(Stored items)

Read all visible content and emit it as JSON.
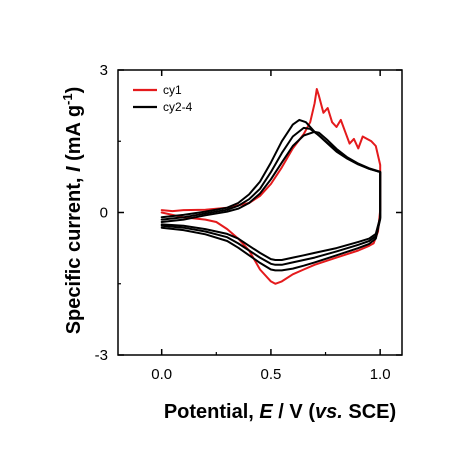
{
  "chart_data": {
    "type": "line",
    "title": "",
    "xlabel": "Potential, E / V (vs. SCE)",
    "ylabel": "Specific current, I (mA g-1)",
    "xlim": [
      -0.2,
      1.1
    ],
    "ylim": [
      -3,
      3
    ],
    "xticks": [
      0.0,
      0.5,
      1.0
    ],
    "xtick_labels": [
      "0.0",
      "0.5",
      "1.0"
    ],
    "yticks": [
      -3,
      0,
      3
    ],
    "ytick_labels": [
      "-3",
      "0",
      "3"
    ],
    "grid": false,
    "legend_position": "top-left",
    "legend": [
      {
        "label": "cy1",
        "color": "#e41a1c"
      },
      {
        "label": "cy2-4",
        "color": "#000000"
      }
    ],
    "series": [
      {
        "name": "cy1",
        "color": "#e41a1c",
        "x": [
          0.0,
          0.05,
          0.1,
          0.2,
          0.3,
          0.4,
          0.45,
          0.5,
          0.55,
          0.6,
          0.65,
          0.68,
          0.7,
          0.71,
          0.72,
          0.74,
          0.76,
          0.78,
          0.8,
          0.82,
          0.84,
          0.86,
          0.88,
          0.9,
          0.92,
          0.94,
          0.96,
          0.98,
          1.0,
          1.0,
          0.99,
          0.97,
          0.95,
          0.9,
          0.8,
          0.7,
          0.65,
          0.6,
          0.55,
          0.52,
          0.5,
          0.45,
          0.4,
          0.35,
          0.3,
          0.25,
          0.2,
          0.1,
          0.0
        ],
        "y": [
          0.05,
          0.03,
          0.05,
          0.06,
          0.1,
          0.2,
          0.35,
          0.6,
          0.95,
          1.35,
          1.65,
          1.9,
          2.3,
          2.6,
          2.45,
          2.1,
          2.2,
          1.9,
          1.8,
          1.95,
          1.7,
          1.45,
          1.55,
          1.35,
          1.6,
          1.55,
          1.5,
          1.4,
          1.0,
          0.05,
          -0.4,
          -0.65,
          -0.7,
          -0.8,
          -0.95,
          -1.1,
          -1.2,
          -1.3,
          -1.45,
          -1.5,
          -1.45,
          -1.2,
          -0.8,
          -0.55,
          -0.35,
          -0.2,
          -0.15,
          -0.1,
          0.0
        ]
      },
      {
        "name": "cy2-4",
        "color": "#000000",
        "x": [
          0.0,
          0.1,
          0.2,
          0.3,
          0.35,
          0.4,
          0.45,
          0.5,
          0.55,
          0.6,
          0.63,
          0.66,
          0.7,
          0.75,
          0.8,
          0.85,
          0.9,
          0.95,
          1.0,
          1.0,
          0.98,
          0.95,
          0.9,
          0.8,
          0.7,
          0.65,
          0.6,
          0.55,
          0.52,
          0.5,
          0.45,
          0.4,
          0.35,
          0.3,
          0.2,
          0.1,
          0.0
        ],
        "y": [
          -0.1,
          -0.05,
          0.02,
          0.1,
          0.2,
          0.38,
          0.65,
          1.05,
          1.5,
          1.85,
          1.95,
          1.9,
          1.7,
          1.5,
          1.3,
          1.15,
          1.02,
          0.92,
          0.85,
          -0.1,
          -0.45,
          -0.55,
          -0.62,
          -0.75,
          -0.85,
          -0.9,
          -0.95,
          -1.0,
          -1.0,
          -0.98,
          -0.85,
          -0.7,
          -0.55,
          -0.45,
          -0.35,
          -0.28,
          -0.25
        ]
      },
      {
        "name": "",
        "color": "#000000",
        "x": [
          0.0,
          0.1,
          0.2,
          0.3,
          0.35,
          0.4,
          0.45,
          0.5,
          0.55,
          0.6,
          0.65,
          0.68,
          0.72,
          0.76,
          0.8,
          0.85,
          0.9,
          0.95,
          1.0,
          1.0,
          0.98,
          0.95,
          0.9,
          0.8,
          0.7,
          0.65,
          0.6,
          0.55,
          0.52,
          0.5,
          0.45,
          0.4,
          0.35,
          0.3,
          0.2,
          0.1,
          0.0
        ],
        "y": [
          -0.15,
          -0.1,
          -0.02,
          0.06,
          0.14,
          0.28,
          0.5,
          0.85,
          1.25,
          1.6,
          1.78,
          1.76,
          1.62,
          1.45,
          1.28,
          1.13,
          1.01,
          0.92,
          0.85,
          -0.12,
          -0.5,
          -0.6,
          -0.68,
          -0.82,
          -0.95,
          -1.0,
          -1.05,
          -1.1,
          -1.1,
          -1.08,
          -0.95,
          -0.8,
          -0.65,
          -0.52,
          -0.4,
          -0.32,
          -0.28
        ]
      },
      {
        "name": "",
        "color": "#000000",
        "x": [
          0.0,
          0.1,
          0.2,
          0.3,
          0.35,
          0.4,
          0.45,
          0.5,
          0.55,
          0.6,
          0.65,
          0.7,
          0.72,
          0.76,
          0.8,
          0.85,
          0.9,
          0.95,
          1.0,
          1.0,
          0.98,
          0.95,
          0.9,
          0.8,
          0.7,
          0.65,
          0.6,
          0.55,
          0.52,
          0.5,
          0.45,
          0.4,
          0.35,
          0.3,
          0.2,
          0.1,
          0.0
        ],
        "y": [
          -0.2,
          -0.15,
          -0.06,
          0.02,
          0.08,
          0.2,
          0.4,
          0.7,
          1.05,
          1.4,
          1.62,
          1.7,
          1.68,
          1.52,
          1.34,
          1.16,
          1.03,
          0.93,
          0.86,
          -0.14,
          -0.55,
          -0.66,
          -0.75,
          -0.9,
          -1.05,
          -1.12,
          -1.18,
          -1.22,
          -1.22,
          -1.2,
          -1.06,
          -0.9,
          -0.74,
          -0.6,
          -0.46,
          -0.37,
          -0.32
        ]
      }
    ]
  }
}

■ **REQUIRED TASK**
All of the data above should be transcribed verbatim, with pictures omitted.

■ **WRITTEN RESPONSE**
Read all visible content and emit it as JSON.
{
  "chart_data": {
    "type": "line",
    "title": "",
    "xlabel": "Potential, E / V (vs. SCE)",
    "ylabel": "Specific current, I (mA g-1)",
    "xlim": [
      -0.2,
      1.1
    ],
    "ylim": [
      -3,
      3
    ],
    "xticks": [
      0.0,
      0.5,
      1.0
    ],
    "xtick_labels": [
      "0.0",
      "0.5",
      "1.0"
    ],
    "yticks": [
      -3,
      0,
      3
    ],
    "ytick_labels": [
      "-3",
      "0",
      "3"
    ],
    "grid": false,
    "legend_position": "top-left",
    "legend": [
      {
        "label": "cy1",
        "color": "#e41a1c"
      },
      {
        "label": "cy2-4",
        "color": "#000000"
      }
    ],
    "series": [
      {
        "name": "cy1",
        "color": "#e41a1c",
        "x": [
          0.0,
          0.05,
          0.1,
          0.2,
          0.3,
          0.4,
          0.45,
          0.5,
          0.55,
          0.6,
          0.65,
          0.68,
          0.7,
          0.71,
          0.72,
          0.74,
          0.76,
          0.78,
          0.8,
          0.82,
          0.84,
          0.86,
          0.88,
          0.9,
          0.92,
          0.94,
          0.96,
          0.98,
          1.0,
          1.0,
          0.99,
          0.97,
          0.95,
          0.9,
          0.8,
          0.7,
          0.65,
          0.6,
          0.55,
          0.52,
          0.5,
          0.45,
          0.4,
          0.35,
          0.3,
          0.25,
          0.2,
          0.1,
          0.0
        ],
        "y": [
          0.05,
          0.03,
          0.05,
          0.06,
          0.1,
          0.2,
          0.35,
          0.6,
          0.95,
          1.35,
          1.65,
          1.9,
          2.3,
          2.6,
          2.45,
          2.1,
          2.2,
          1.9,
          1.8,
          1.95,
          1.7,
          1.45,
          1.55,
          1.35,
          1.6,
          1.55,
          1.5,
          1.4,
          1.0,
          0.05,
          -0.4,
          -0.65,
          -0.7,
          -0.8,
          -0.95,
          -1.1,
          -1.2,
          -1.3,
          -1.45,
          -1.5,
          -1.45,
          -1.2,
          -0.8,
          -0.55,
          -0.35,
          -0.2,
          -0.15,
          -0.1,
          0.0
        ]
      },
      {
        "name": "cy2-4",
        "color": "#000000",
        "x": [
          0.0,
          0.1,
          0.2,
          0.3,
          0.35,
          0.4,
          0.45,
          0.5,
          0.55,
          0.6,
          0.63,
          0.66,
          0.7,
          0.75,
          0.8,
          0.85,
          0.9,
          0.95,
          1.0,
          1.0,
          0.98,
          0.95,
          0.9,
          0.8,
          0.7,
          0.65,
          0.6,
          0.55,
          0.52,
          0.5,
          0.45,
          0.4,
          0.35,
          0.3,
          0.2,
          0.1,
          0.0
        ],
        "y": [
          -0.1,
          -0.05,
          0.02,
          0.1,
          0.2,
          0.38,
          0.65,
          1.05,
          1.5,
          1.85,
          1.95,
          1.9,
          1.7,
          1.5,
          1.3,
          1.15,
          1.02,
          0.92,
          0.85,
          -0.1,
          -0.45,
          -0.55,
          -0.62,
          -0.75,
          -0.85,
          -0.9,
          -0.95,
          -1.0,
          -1.0,
          -0.98,
          -0.85,
          -0.7,
          -0.55,
          -0.45,
          -0.35,
          -0.28,
          -0.25
        ]
      },
      {
        "name": "",
        "color": "#000000",
        "x": [
          0.0,
          0.1,
          0.2,
          0.3,
          0.35,
          0.4,
          0.45,
          0.5,
          0.55,
          0.6,
          0.65,
          0.68,
          0.72,
          0.76,
          0.8,
          0.85,
          0.9,
          0.95,
          1.0,
          1.0,
          0.98,
          0.95,
          0.9,
          0.8,
          0.7,
          0.65,
          0.6,
          0.55,
          0.52,
          0.5,
          0.45,
          0.4,
          0.35,
          0.3,
          0.2,
          0.1,
          0.0
        ],
        "y": [
          -0.15,
          -0.1,
          -0.02,
          0.06,
          0.14,
          0.28,
          0.5,
          0.85,
          1.25,
          1.6,
          1.78,
          1.76,
          1.62,
          1.45,
          1.28,
          1.13,
          1.01,
          0.92,
          0.85,
          -0.12,
          -0.5,
          -0.6,
          -0.68,
          -0.82,
          -0.95,
          -1.0,
          -1.05,
          -1.1,
          -1.1,
          -1.08,
          -0.95,
          -0.8,
          -0.65,
          -0.52,
          -0.4,
          -0.32,
          -0.28
        ]
      },
      {
        "name": "",
        "color": "#000000",
        "x": [
          0.0,
          0.1,
          0.2,
          0.3,
          0.35,
          0.4,
          0.45,
          0.5,
          0.55,
          0.6,
          0.65,
          0.7,
          0.72,
          0.76,
          0.8,
          0.85,
          0.9,
          0.95,
          1.0,
          1.0,
          0.98,
          0.95,
          0.9,
          0.8,
          0.7,
          0.65,
          0.6,
          0.55,
          0.52,
          0.5,
          0.45,
          0.4,
          0.35,
          0.3,
          0.2,
          0.1,
          0.0
        ],
        "y": [
          -0.2,
          -0.15,
          -0.06,
          0.02,
          0.08,
          0.2,
          0.4,
          0.7,
          1.05,
          1.4,
          1.62,
          1.7,
          1.68,
          1.52,
          1.34,
          1.16,
          1.03,
          0.93,
          0.86,
          -0.14,
          -0.55,
          -0.66,
          -0.75,
          -0.9,
          -1.05,
          -1.12,
          -1.18,
          -1.22,
          -1.22,
          -1.2,
          -1.06,
          -0.9,
          -0.74,
          -0.6,
          -0.46,
          -0.37,
          -0.32
        ]
      }
    ]
  }
}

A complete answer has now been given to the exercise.